_SET TASK:_
Type out every line below exactly as it reads.

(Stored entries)

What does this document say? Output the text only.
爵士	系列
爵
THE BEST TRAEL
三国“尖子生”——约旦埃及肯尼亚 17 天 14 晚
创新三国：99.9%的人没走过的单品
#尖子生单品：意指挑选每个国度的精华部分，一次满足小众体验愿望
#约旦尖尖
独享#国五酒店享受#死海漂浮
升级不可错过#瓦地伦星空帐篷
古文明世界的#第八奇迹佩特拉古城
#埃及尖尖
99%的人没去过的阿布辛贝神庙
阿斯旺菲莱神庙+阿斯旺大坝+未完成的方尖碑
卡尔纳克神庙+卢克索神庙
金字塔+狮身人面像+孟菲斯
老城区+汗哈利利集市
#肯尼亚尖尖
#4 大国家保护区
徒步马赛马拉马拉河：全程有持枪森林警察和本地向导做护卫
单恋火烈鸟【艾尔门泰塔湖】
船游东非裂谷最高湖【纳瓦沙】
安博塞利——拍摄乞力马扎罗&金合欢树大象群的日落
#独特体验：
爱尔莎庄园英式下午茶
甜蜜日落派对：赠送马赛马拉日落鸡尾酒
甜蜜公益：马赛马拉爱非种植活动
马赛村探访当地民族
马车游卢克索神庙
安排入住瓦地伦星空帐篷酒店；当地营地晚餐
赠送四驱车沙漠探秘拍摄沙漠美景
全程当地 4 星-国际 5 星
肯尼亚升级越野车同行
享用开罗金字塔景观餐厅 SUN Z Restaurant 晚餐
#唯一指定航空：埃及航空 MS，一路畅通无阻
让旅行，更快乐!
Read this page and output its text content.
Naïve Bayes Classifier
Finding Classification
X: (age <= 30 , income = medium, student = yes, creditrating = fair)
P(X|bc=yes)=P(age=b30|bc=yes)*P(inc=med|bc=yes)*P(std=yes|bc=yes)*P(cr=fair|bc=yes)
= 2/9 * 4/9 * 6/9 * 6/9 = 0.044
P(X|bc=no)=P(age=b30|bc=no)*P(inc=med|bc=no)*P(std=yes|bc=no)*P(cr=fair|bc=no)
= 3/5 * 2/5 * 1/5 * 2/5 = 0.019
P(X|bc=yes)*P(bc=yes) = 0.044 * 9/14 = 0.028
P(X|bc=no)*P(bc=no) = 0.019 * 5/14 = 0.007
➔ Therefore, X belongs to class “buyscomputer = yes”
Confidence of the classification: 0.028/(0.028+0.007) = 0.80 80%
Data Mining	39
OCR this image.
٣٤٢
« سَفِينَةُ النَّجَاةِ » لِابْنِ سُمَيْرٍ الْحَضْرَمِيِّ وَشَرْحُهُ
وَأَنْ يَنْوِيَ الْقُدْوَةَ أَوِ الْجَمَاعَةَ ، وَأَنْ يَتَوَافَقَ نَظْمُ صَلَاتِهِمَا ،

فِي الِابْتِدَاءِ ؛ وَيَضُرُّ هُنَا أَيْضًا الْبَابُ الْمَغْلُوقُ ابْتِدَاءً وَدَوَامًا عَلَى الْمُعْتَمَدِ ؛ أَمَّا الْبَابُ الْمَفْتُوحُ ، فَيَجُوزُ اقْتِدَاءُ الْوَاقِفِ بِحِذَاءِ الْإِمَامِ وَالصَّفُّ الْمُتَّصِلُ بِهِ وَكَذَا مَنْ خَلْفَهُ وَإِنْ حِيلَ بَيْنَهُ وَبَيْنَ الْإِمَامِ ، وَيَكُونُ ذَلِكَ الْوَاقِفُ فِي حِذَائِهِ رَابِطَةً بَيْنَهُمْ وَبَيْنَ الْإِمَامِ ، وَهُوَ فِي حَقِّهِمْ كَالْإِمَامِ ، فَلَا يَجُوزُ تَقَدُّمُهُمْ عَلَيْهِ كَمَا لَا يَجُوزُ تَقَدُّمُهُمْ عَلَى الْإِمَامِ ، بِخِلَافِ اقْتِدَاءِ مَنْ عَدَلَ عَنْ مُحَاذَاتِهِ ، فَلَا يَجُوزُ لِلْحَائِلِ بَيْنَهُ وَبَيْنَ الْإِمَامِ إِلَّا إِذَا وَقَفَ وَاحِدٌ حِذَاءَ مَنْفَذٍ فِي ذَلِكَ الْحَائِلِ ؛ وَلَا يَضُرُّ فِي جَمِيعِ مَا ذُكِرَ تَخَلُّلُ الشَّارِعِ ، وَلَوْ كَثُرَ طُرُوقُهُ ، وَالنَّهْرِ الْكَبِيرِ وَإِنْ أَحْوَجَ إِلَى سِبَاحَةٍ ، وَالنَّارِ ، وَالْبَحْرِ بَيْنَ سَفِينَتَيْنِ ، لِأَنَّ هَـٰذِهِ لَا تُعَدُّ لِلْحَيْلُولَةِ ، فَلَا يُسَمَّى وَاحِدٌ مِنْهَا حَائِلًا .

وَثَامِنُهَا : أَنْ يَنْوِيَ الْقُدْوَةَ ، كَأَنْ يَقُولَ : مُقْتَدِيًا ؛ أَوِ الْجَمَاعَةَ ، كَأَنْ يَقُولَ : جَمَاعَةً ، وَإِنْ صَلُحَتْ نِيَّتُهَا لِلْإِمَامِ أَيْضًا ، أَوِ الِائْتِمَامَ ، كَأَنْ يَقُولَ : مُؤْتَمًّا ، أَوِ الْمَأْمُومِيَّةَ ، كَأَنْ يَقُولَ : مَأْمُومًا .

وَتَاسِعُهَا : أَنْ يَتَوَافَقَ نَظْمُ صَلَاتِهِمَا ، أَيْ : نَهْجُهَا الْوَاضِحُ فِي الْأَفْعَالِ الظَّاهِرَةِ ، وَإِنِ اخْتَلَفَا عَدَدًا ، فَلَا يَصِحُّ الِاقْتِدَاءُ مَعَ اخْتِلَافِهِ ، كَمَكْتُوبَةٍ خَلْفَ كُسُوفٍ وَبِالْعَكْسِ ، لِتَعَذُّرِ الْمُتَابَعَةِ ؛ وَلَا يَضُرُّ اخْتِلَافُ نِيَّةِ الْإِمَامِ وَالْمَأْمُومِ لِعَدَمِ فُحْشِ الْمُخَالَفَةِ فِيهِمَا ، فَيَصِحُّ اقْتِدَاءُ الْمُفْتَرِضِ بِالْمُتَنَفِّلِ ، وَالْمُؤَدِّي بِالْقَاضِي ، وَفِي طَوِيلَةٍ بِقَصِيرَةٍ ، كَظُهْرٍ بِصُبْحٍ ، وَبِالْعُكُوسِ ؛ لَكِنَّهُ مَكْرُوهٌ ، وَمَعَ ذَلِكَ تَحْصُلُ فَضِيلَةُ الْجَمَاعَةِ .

_SOLVED PROBLEM:_
What does this document say? Output the text only.
爵士	系列
爵
THE BEST TRAEL
三国“尖子生”——约旦埃及肯尼亚 17 天 14 晚
创新三国：99.9%的人没走过的单品
#尖子生单品：意指挑选每个国度的精华部分，一次满足小众体验愿望
#约旦尖尖
独享#国五酒店享受#死海漂浮
升级不可错过#瓦地伦星空帐篷
古文明世界的#第八奇迹佩特拉古城
#埃及尖尖
99%的人没去过的阿布辛贝神庙
阿斯旺菲莱神庙+阿斯旺大坝+未完成的方尖碑
卡尔纳克神庙+卢克索神庙
金字塔+狮身人面像+孟菲斯
老城区+汗哈利利集市
#肯尼亚尖尖
#4 大国家保护区
徒步马赛马拉马拉河：全程有持枪森林警察和本地向导做护卫
单恋火烈鸟【艾尔门泰塔湖】
船游东非裂谷最高湖【纳瓦沙】
安博塞利——拍摄乞力马扎罗&金合欢树大象群的日落
#独特体验：
爱尔莎庄园英式下午茶
甜蜜日落派对：赠送马赛马拉日落鸡尾酒
甜蜜公益：马赛马拉爱非种植活动
马赛村探访当地民族
马车游卢克索神庙
安排入住瓦地伦星空帐篷酒店；当地营地晚餐
赠送四驱车沙漠探秘拍摄沙漠美景
全程当地 4 星-国际 5 星
肯尼亚升级越野车同行
享用开罗金字塔景观餐厅 SUN Z Restaurant 晚餐
#唯一指定航空：埃及航空 MS，一路畅通无阻
让旅行，更快乐!
Read this page and output its text content.
Naïve Bayes Classifier
Finding Classification
X: (age <= 30 , income = medium, student = yes, creditrating = fair)
P(X|bc=yes)=P(age=b30|bc=yes)*P(inc=med|bc=yes)*P(std=yes|bc=yes)*P(cr=fair|bc=yes)
= 2/9 * 4/9 * 6/9 * 6/9 = 0.044
P(X|bc=no)=P(age=b30|bc=no)*P(inc=med|bc=no)*P(std=yes|bc=no)*P(cr=fair|bc=no)
= 3/5 * 2/5 * 1/5 * 2/5 = 0.019
P(X|bc=yes)*P(bc=yes) = 0.044 * 9/14 = 0.028
P(X|bc=no)*P(bc=no) = 0.019 * 5/14 = 0.007
➔ Therefore, X belongs to class “buyscomputer = yes”
Confidence of the classification: 0.028/(0.028+0.007) = 0.80 80%
Data Mining	39
OCR this image.
٣٤٢
« سَفِينَةُ النَّجَاةِ » لِابْنِ سُمَيْرٍ الْحَضْرَمِيِّ وَشَرْحُهُ
وَأَنْ يَنْوِيَ الْقُدْوَةَ أَوِ الْجَمَاعَةَ ، وَأَنْ يَتَوَافَقَ نَظْمُ صَلَاتِهِمَا ،

فِي الِابْتِدَاءِ ؛ وَيَضُرُّ هُنَا أَيْضًا الْبَابُ الْمَغْلُوقُ ابْتِدَاءً وَدَوَامًا عَلَى الْمُعْتَمَدِ ؛ أَمَّا الْبَابُ الْمَفْتُوحُ ، فَيَجُوزُ اقْتِدَاءُ الْوَاقِفِ بِحِذَاءِ الْإِمَامِ وَالصَّفُّ الْمُتَّصِلُ بِهِ وَكَذَا مَنْ خَلْفَهُ وَإِنْ حِيلَ بَيْنَهُ وَبَيْنَ الْإِمَامِ ، وَيَكُونُ ذَلِكَ الْوَاقِفُ فِي حِذَائِهِ رَابِطَةً بَيْنَهُمْ وَبَيْنَ الْإِمَامِ ، وَهُوَ فِي حَقِّهِمْ كَالْإِمَامِ ، فَلَا يَجُوزُ تَقَدُّمُهُمْ عَلَيْهِ كَمَا لَا يَجُوزُ تَقَدُّمُهُمْ عَلَى الْإِمَامِ ، بِخِلَافِ اقْتِدَاءِ مَنْ عَدَلَ عَنْ مُحَاذَاتِهِ ، فَلَا يَجُوزُ لِلْحَائِلِ بَيْنَهُ وَبَيْنَ الْإِمَامِ إِلَّا إِذَا وَقَفَ وَاحِدٌ حِذَاءَ مَنْفَذٍ فِي ذَلِكَ الْحَائِلِ ؛ وَلَا يَضُرُّ فِي جَمِيعِ مَا ذُكِرَ تَخَلُّلُ الشَّارِعِ ، وَلَوْ كَثُرَ طُرُوقُهُ ، وَالنَّهْرِ الْكَبِيرِ وَإِنْ أَحْوَجَ إِلَى سِبَاحَةٍ ، وَالنَّارِ ، وَالْبَحْرِ بَيْنَ سَفِينَتَيْنِ ، لِأَنَّ هَـٰذِهِ لَا تُعَدُّ لِلْحَيْلُولَةِ ، فَلَا يُسَمَّى وَاحِدٌ مِنْهَا حَائِلًا .

وَثَامِنُهَا : أَنْ يَنْوِيَ الْقُدْوَةَ ، كَأَنْ يَقُولَ : مُقْتَدِيًا ؛ أَوِ الْجَمَاعَةَ ، كَأَنْ يَقُولَ : جَمَاعَةً ، وَإِنْ صَلُحَتْ نِيَّتُهَا لِلْإِمَامِ أَيْضًا ، أَوِ الِائْتِمَامَ ، كَأَنْ يَقُولَ : مُؤْتَمًّا ، أَوِ الْمَأْمُومِيَّةَ ، كَأَنْ يَقُولَ : مَأْمُومًا .

وَتَاسِعُهَا : أَنْ يَتَوَافَقَ نَظْمُ صَلَاتِهِمَا ، أَيْ : نَهْجُهَا الْوَاضِحُ فِي الْأَفْعَالِ الظَّاهِرَةِ ، وَإِنِ اخْتَلَفَا عَدَدًا ، فَلَا يَصِحُّ الِاقْتِدَاءُ مَعَ اخْتِلَافِهِ ، كَمَكْتُوبَةٍ خَلْفَ كُسُوفٍ وَبِالْعَكْسِ ، لِتَعَذُّرِ الْمُتَابَعَةِ ؛ وَلَا يَضُرُّ اخْتِلَافُ نِيَّةِ الْإِمَامِ وَالْمَأْمُومِ لِعَدَمِ فُحْشِ الْمُخَالَفَةِ فِيهِمَا ، فَيَصِحُّ اقْتِدَاءُ الْمُفْتَرِضِ بِالْمُتَنَفِّلِ ، وَالْمُؤَدِّي بِالْقَاضِي ، وَفِي طَوِيلَةٍ بِقَصِيرَةٍ ، كَظُهْرٍ بِصُبْحٍ ، وَبِالْعُكُوسِ ؛ لَكِنَّهُ مَكْرُوهٌ ، وَمَعَ ذَلِكَ تَحْصُلُ فَضِيلَةُ الْجَمَاعَةِ .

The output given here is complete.